Records excerpted from a collection
====================

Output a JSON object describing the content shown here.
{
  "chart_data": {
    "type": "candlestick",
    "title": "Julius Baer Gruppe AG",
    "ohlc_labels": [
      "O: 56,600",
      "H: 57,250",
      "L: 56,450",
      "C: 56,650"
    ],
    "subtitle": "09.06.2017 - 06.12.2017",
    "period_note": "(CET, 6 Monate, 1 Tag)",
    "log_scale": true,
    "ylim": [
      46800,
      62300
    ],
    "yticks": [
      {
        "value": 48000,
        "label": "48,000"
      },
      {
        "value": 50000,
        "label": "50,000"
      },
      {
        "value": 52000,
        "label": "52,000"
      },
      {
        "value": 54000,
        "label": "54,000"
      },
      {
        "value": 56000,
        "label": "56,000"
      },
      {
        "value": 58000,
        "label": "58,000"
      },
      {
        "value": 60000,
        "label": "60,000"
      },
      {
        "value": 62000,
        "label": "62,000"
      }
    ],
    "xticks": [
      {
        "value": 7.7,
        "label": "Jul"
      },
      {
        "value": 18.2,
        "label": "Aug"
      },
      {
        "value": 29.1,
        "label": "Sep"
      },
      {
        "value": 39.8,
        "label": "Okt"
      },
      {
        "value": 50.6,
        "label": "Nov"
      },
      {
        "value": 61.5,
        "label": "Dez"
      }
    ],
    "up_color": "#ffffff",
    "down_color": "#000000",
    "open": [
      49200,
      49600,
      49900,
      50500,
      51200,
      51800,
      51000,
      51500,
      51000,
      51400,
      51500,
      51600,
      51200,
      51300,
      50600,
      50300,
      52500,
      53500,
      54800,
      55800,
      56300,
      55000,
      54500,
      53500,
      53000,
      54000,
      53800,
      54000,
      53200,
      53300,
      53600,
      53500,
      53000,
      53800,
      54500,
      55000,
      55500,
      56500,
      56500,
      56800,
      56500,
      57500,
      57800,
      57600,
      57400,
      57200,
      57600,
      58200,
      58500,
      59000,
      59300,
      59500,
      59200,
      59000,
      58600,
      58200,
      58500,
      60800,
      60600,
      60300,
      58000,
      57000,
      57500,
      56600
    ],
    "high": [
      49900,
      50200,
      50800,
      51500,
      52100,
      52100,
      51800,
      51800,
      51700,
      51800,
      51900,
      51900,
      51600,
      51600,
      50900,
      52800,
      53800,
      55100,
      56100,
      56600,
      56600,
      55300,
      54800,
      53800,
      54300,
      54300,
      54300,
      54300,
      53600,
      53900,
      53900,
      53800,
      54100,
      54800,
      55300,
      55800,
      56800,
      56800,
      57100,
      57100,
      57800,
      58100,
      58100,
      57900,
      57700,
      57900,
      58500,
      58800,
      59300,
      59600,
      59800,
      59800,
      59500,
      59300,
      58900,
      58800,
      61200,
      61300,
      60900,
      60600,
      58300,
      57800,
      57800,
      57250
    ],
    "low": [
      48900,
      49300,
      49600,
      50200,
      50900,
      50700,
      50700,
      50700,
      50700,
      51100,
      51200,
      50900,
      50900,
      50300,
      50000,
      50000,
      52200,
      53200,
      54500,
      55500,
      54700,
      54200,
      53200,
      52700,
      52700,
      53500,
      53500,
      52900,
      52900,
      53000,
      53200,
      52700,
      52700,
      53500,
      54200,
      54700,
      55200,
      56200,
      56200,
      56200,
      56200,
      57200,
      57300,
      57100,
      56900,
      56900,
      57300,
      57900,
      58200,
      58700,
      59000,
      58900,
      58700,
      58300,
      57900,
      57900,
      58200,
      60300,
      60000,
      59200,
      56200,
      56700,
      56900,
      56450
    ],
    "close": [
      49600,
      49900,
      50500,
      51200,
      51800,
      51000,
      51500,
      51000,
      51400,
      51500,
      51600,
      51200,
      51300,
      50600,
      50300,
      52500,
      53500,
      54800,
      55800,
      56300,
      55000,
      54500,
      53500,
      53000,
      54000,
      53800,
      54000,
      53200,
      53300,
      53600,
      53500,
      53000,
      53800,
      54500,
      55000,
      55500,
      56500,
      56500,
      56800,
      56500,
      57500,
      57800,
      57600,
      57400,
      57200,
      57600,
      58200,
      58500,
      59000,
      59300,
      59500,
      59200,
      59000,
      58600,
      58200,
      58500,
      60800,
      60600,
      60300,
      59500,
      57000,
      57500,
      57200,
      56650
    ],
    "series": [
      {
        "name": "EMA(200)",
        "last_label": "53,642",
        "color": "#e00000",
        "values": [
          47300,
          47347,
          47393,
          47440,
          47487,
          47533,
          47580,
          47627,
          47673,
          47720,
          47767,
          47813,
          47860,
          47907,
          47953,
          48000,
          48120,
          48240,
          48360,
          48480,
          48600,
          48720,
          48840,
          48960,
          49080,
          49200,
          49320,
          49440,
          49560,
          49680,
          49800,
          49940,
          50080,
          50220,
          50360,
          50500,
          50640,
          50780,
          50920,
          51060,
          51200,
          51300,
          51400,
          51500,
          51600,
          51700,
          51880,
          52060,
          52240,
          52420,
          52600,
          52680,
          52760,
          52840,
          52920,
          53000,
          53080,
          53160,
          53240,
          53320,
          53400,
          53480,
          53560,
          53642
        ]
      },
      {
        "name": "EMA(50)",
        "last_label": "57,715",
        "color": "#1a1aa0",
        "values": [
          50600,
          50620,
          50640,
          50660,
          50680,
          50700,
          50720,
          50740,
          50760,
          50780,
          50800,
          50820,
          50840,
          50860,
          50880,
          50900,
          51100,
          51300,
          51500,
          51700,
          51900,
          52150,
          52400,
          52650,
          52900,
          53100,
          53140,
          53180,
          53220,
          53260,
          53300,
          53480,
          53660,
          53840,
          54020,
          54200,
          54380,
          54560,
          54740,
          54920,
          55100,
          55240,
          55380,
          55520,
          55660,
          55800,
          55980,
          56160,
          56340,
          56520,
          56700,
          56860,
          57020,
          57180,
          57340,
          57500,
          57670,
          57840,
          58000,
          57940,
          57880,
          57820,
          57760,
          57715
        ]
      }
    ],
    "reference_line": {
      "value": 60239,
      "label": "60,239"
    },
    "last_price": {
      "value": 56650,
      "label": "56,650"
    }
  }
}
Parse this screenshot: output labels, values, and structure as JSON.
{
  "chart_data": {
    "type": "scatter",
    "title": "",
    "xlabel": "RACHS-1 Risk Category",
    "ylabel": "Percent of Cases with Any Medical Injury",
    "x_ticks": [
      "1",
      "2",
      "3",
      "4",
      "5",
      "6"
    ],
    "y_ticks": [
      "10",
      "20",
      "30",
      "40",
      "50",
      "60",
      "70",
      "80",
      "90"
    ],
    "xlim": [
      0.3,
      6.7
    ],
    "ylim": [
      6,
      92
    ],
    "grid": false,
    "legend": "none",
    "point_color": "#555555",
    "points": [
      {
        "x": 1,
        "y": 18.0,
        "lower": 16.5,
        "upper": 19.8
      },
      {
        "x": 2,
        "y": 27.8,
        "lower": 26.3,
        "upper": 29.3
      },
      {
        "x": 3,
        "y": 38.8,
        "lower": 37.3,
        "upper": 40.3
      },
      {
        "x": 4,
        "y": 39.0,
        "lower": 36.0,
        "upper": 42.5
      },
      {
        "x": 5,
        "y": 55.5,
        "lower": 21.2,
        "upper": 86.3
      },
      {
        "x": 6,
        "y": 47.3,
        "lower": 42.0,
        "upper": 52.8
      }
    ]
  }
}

====================

* **Exercise details**
Which lines in the records above contain the string "upper"? Copy each one.

* **Reply to the task**
        "upper": 19.8
        "upper": 29.3
        "upper": 40.3
        "upper": 42.5
        "upper": 86.3
        "upper": 52.8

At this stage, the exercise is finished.